(Collected data entries)
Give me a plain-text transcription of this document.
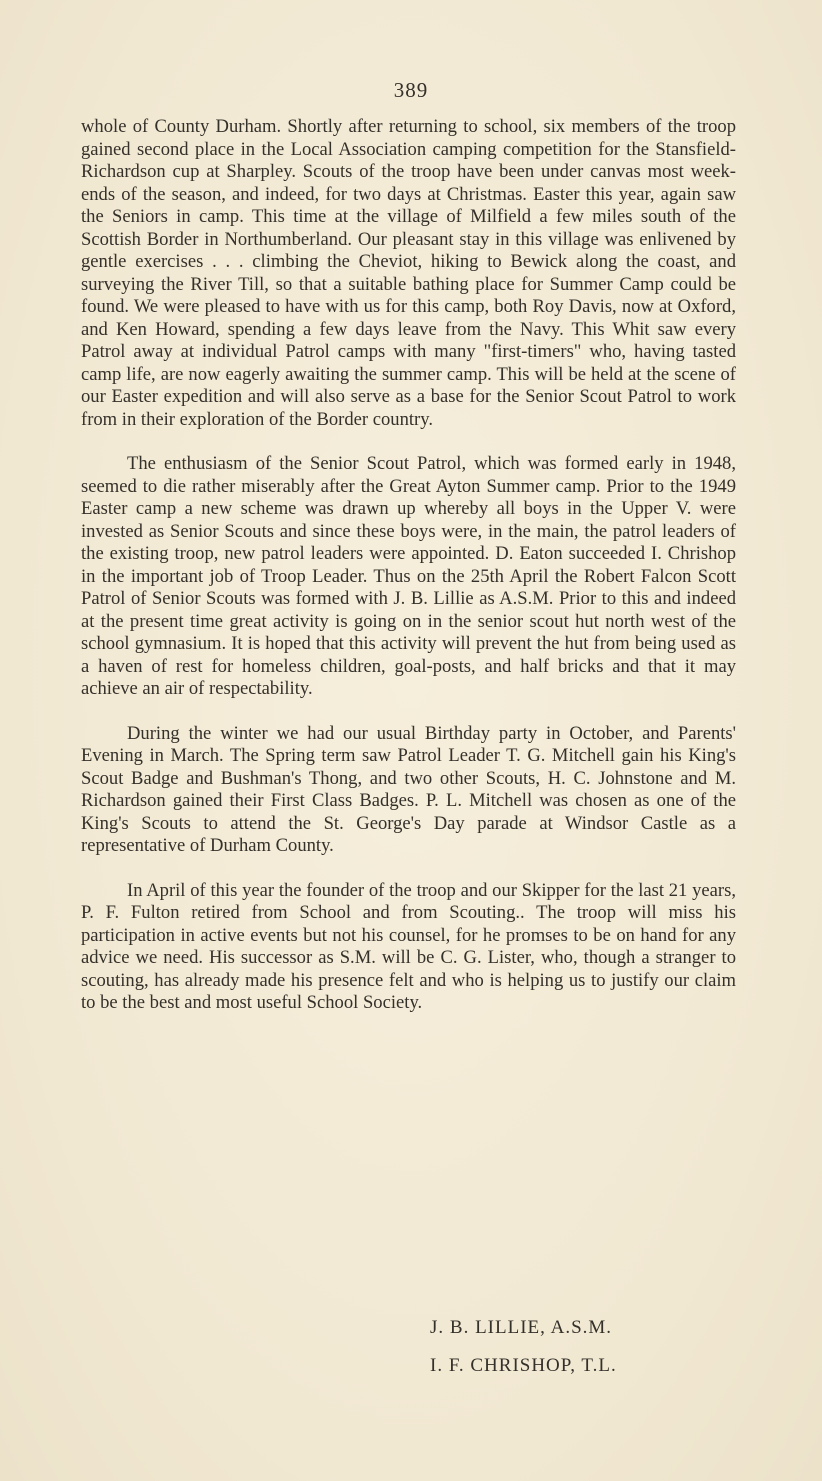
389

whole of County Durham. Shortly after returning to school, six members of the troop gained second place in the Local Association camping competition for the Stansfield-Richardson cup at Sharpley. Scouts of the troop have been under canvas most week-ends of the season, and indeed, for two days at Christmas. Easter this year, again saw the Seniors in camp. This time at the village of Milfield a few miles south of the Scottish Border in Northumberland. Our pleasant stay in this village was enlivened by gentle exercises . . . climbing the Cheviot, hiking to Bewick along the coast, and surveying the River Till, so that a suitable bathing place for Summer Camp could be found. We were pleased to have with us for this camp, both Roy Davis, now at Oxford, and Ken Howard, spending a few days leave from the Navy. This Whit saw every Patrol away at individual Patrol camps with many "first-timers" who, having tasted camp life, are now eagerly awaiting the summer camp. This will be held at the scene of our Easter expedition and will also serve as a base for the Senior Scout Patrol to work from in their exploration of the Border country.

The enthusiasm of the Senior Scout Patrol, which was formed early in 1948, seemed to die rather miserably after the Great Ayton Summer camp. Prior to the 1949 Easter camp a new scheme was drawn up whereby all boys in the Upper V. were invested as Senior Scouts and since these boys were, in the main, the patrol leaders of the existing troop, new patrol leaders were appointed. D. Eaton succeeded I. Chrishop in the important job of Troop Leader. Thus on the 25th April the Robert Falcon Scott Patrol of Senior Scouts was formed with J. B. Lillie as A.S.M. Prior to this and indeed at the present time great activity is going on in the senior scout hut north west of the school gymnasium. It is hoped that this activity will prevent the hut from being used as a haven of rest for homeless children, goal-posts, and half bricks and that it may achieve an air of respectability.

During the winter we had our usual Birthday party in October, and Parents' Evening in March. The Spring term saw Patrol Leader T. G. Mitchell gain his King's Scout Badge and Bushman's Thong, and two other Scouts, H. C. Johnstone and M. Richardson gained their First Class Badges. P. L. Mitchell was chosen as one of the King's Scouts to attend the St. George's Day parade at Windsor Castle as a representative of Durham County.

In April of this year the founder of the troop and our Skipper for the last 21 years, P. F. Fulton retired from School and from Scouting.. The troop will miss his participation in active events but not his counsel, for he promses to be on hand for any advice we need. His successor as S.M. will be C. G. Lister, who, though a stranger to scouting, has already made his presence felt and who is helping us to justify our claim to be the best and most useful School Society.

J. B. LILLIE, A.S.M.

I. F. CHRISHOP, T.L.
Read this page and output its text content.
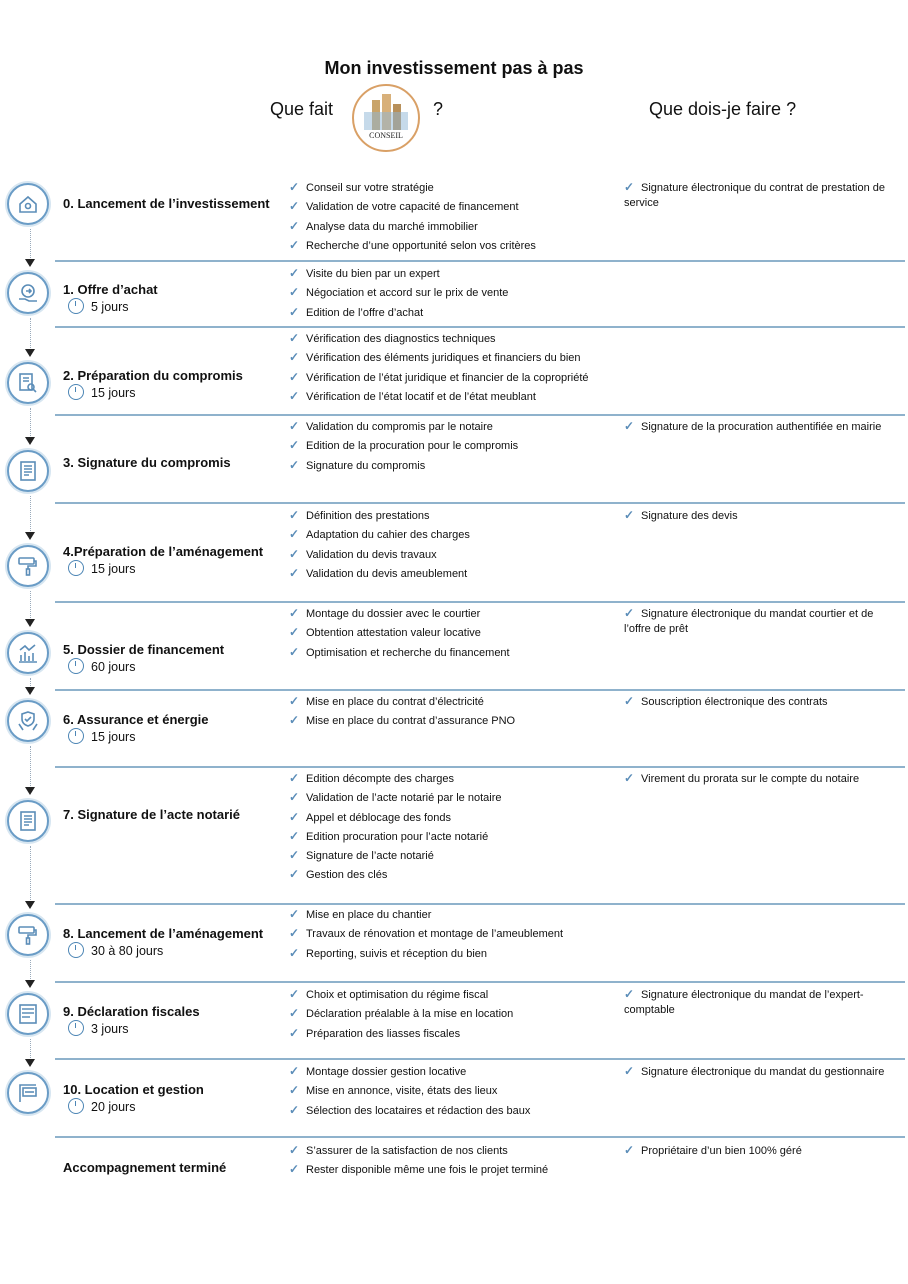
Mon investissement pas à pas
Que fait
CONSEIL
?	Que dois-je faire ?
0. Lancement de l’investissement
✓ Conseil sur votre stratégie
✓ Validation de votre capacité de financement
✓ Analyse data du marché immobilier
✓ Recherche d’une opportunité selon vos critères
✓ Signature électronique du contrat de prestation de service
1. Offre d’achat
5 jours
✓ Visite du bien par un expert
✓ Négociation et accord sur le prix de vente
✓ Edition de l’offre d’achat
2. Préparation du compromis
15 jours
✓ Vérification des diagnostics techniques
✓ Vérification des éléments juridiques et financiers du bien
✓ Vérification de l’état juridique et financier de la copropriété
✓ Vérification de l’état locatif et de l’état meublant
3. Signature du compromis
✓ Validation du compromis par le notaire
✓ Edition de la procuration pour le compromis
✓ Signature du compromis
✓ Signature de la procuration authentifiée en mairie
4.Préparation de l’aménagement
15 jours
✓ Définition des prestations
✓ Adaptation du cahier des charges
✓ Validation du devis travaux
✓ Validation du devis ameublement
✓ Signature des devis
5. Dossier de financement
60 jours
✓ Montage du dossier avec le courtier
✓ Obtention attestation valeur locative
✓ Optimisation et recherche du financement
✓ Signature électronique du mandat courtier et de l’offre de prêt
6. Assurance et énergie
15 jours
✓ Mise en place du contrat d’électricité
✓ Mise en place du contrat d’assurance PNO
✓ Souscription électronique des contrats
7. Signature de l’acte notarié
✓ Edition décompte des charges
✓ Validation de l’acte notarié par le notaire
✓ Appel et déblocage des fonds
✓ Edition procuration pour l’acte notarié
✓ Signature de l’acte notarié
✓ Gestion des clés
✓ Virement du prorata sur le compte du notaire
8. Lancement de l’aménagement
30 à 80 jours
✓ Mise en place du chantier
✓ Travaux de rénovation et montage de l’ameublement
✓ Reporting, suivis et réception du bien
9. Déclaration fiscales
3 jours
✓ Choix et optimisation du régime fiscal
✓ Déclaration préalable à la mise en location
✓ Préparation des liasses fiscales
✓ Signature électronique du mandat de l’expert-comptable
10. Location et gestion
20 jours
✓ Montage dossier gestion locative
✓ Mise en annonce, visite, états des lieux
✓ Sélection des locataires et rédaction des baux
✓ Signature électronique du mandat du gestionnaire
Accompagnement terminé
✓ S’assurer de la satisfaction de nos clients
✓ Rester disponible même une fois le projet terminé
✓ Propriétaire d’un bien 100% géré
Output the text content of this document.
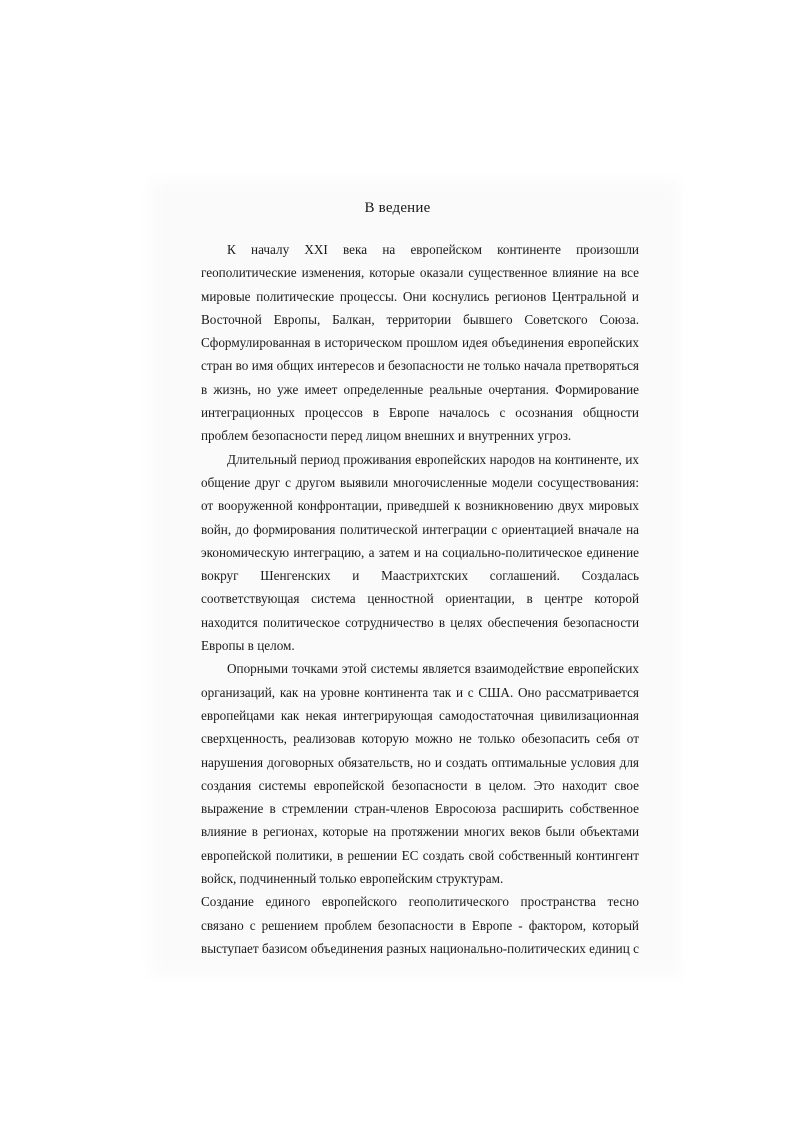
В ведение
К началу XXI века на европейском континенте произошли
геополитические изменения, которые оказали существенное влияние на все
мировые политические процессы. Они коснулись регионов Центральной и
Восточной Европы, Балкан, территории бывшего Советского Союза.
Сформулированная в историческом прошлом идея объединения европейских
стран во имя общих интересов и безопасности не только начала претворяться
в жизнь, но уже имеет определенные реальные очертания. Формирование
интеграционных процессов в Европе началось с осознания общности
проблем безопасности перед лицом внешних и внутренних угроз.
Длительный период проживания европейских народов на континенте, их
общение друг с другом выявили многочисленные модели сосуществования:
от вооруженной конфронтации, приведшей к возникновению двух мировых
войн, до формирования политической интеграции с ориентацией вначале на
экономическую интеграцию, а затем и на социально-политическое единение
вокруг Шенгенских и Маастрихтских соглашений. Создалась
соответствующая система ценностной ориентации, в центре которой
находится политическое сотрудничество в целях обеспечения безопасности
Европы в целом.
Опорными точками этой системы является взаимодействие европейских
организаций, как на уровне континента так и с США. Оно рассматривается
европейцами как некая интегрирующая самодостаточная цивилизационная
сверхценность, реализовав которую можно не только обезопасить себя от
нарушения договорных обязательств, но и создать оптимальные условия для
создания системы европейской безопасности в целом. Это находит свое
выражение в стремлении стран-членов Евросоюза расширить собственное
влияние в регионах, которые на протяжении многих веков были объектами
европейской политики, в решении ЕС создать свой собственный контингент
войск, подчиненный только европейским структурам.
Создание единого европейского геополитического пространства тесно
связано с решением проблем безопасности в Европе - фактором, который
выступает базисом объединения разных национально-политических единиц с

What you have to do:
Each line of the data should be quoted exactly, with pictures left out.

Written response:
Give me a plain-text transcription of this document.
389

whole of County Durham. Shortly after returning to school, six members of the troop gained second place in the Local Association camping competition for the Stansfield-Richardson cup at Sharpley. Scouts of the troop have been under canvas most week-ends of the season, and indeed, for two days at Christmas. Easter this year, again saw the Seniors in camp. This time at the village of Milfield a few miles south of the Scottish Border in Northumberland. Our pleasant stay in this village was enlivened by gentle exercises . . . climbing the Cheviot, hiking to Bewick along the coast, and surveying the River Till, so that a suitable bathing place for Summer Camp could be found. We were pleased to have with us for this camp, both Roy Davis, now at Oxford, and Ken Howard, spending a few days leave from the Navy. This Whit saw every Patrol away at individual Patrol camps with many "first-timers" who, having tasted camp life, are now eagerly awaiting the summer camp. This will be held at the scene of our Easter expedition and will also serve as a base for the Senior Scout Patrol to work from in their exploration of the Border country.

The enthusiasm of the Senior Scout Patrol, which was formed early in 1948, seemed to die rather miserably after the Great Ayton Summer camp. Prior to the 1949 Easter camp a new scheme was drawn up whereby all boys in the Upper V. were invested as Senior Scouts and since these boys were, in the main, the patrol leaders of the existing troop, new patrol leaders were appointed. D. Eaton succeeded I. Chrishop in the important job of Troop Leader. Thus on the 25th April the Robert Falcon Scott Patrol of Senior Scouts was formed with J. B. Lillie as A.S.M. Prior to this and indeed at the present time great activity is going on in the senior scout hut north west of the school gymnasium. It is hoped that this activity will prevent the hut from being used as a haven of rest for homeless children, goal-posts, and half bricks and that it may achieve an air of respectability.

During the winter we had our usual Birthday party in October, and Parents' Evening in March. The Spring term saw Patrol Leader T. G. Mitchell gain his King's Scout Badge and Bushman's Thong, and two other Scouts, H. C. Johnstone and M. Richardson gained their First Class Badges. P. L. Mitchell was chosen as one of the King's Scouts to attend the St. George's Day parade at Windsor Castle as a representative of Durham County.

In April of this year the founder of the troop and our Skipper for the last 21 years, P. F. Fulton retired from School and from Scouting.. The troop will miss his participation in active events but not his counsel, for he promses to be on hand for any advice we need. His successor as S.M. will be C. G. Lister, who, though a stranger to scouting, has already made his presence felt and who is helping us to justify our claim to be the best and most useful School Society.

J. B. LILLIE, A.S.M.

I. F. CHRISHOP, T.L.
Read this page and output its text content.
Mon investissement pas à pas
Que fait
CONSEIL
?	Que dois-je faire ?
0. Lancement de l’investissement
✓ Conseil sur votre stratégie
✓ Validation de votre capacité de financement
✓ Analyse data du marché immobilier
✓ Recherche d’une opportunité selon vos critères
✓ Signature électronique du contrat de prestation de service
1. Offre d’achat
5 jours
✓ Visite du bien par un expert
✓ Négociation et accord sur le prix de vente
✓ Edition de l’offre d’achat
2. Préparation du compromis
15 jours
✓ Vérification des diagnostics techniques
✓ Vérification des éléments juridiques et financiers du bien
✓ Vérification de l’état juridique et financier de la copropriété
✓ Vérification de l’état locatif et de l’état meublant
3. Signature du compromis
✓ Validation du compromis par le notaire
✓ Edition de la procuration pour le compromis
✓ Signature du compromis
✓ Signature de la procuration authentifiée en mairie
4.Préparation de l’aménagement
15 jours
✓ Définition des prestations
✓ Adaptation du cahier des charges
✓ Validation du devis travaux
✓ Validation du devis ameublement
✓ Signature des devis
5. Dossier de financement
60 jours
✓ Montage du dossier avec le courtier
✓ Obtention attestation valeur locative
✓ Optimisation et recherche du financement
✓ Signature électronique du mandat courtier et de l’offre de prêt
6. Assurance et énergie
15 jours
✓ Mise en place du contrat d’électricité
✓ Mise en place du contrat d’assurance PNO
✓ Souscription électronique des contrats
7. Signature de l’acte notarié
✓ Edition décompte des charges
✓ Validation de l’acte notarié par le notaire
✓ Appel et déblocage des fonds
✓ Edition procuration pour l’acte notarié
✓ Signature de l’acte notarié
✓ Gestion des clés
✓ Virement du prorata sur le compte du notaire
8. Lancement de l’aménagement
30 à 80 jours
✓ Mise en place du chantier
✓ Travaux de rénovation et montage de l’ameublement
✓ Reporting, suivis et réception du bien
9. Déclaration fiscales
3 jours
✓ Choix et optimisation du régime fiscal
✓ Déclaration préalable à la mise en location
✓ Préparation des liasses fiscales
✓ Signature électronique du mandat de l’expert-comptable
10. Location et gestion
20 jours
✓ Montage dossier gestion locative
✓ Mise en annonce, visite, états des lieux
✓ Sélection des locataires et rédaction des baux
✓ Signature électronique du mandat du gestionnaire
Accompagnement terminé
✓ S’assurer de la satisfaction de nos clients
✓ Rester disponible même une fois le projet terminé
✓ Propriétaire d’un bien 100% géré
Output the text content of this document.
В ведение
К началу XXI века на европейском континенте произошли
геополитические изменения, которые оказали существенное влияние на все
мировые политические процессы. Они коснулись регионов Центральной и
Восточной Европы, Балкан, территории бывшего Советского Союза.
Сформулированная в историческом прошлом идея объединения европейских
стран во имя общих интересов и безопасности не только начала претворяться
в жизнь, но уже имеет определенные реальные очертания. Формирование
интеграционных процессов в Европе началось с осознания общности
проблем безопасности перед лицом внешних и внутренних угроз.
Длительный период проживания европейских народов на континенте, их
общение друг с другом выявили многочисленные модели сосуществования:
от вооруженной конфронтации, приведшей к возникновению двух мировых
войн, до формирования политической интеграции с ориентацией вначале на
экономическую интеграцию, а затем и на социально-политическое единение
вокруг Шенгенских и Маастрихтских соглашений. Создалась
соответствующая система ценностной ориентации, в центре которой
находится политическое сотрудничество в целях обеспечения безопасности
Европы в целом.
Опорными точками этой системы является взаимодействие европейских
организаций, как на уровне континента так и с США. Оно рассматривается
европейцами как некая интегрирующая самодостаточная цивилизационная
сверхценность, реализовав которую можно не только обезопасить себя от
нарушения договорных обязательств, но и создать оптимальные условия для
создания системы европейской безопасности в целом. Это находит свое
выражение в стремлении стран-членов Евросоюза расширить собственное
влияние в регионах, которые на протяжении многих веков были объектами
европейской политики, в решении ЕС создать свой собственный контингент
войск, подчиненный только европейским структурам.
Создание единого европейского геополитического пространства тесно
связано с решением проблем безопасности в Европе - фактором, который
выступает базисом объединения разных национально-политических единиц с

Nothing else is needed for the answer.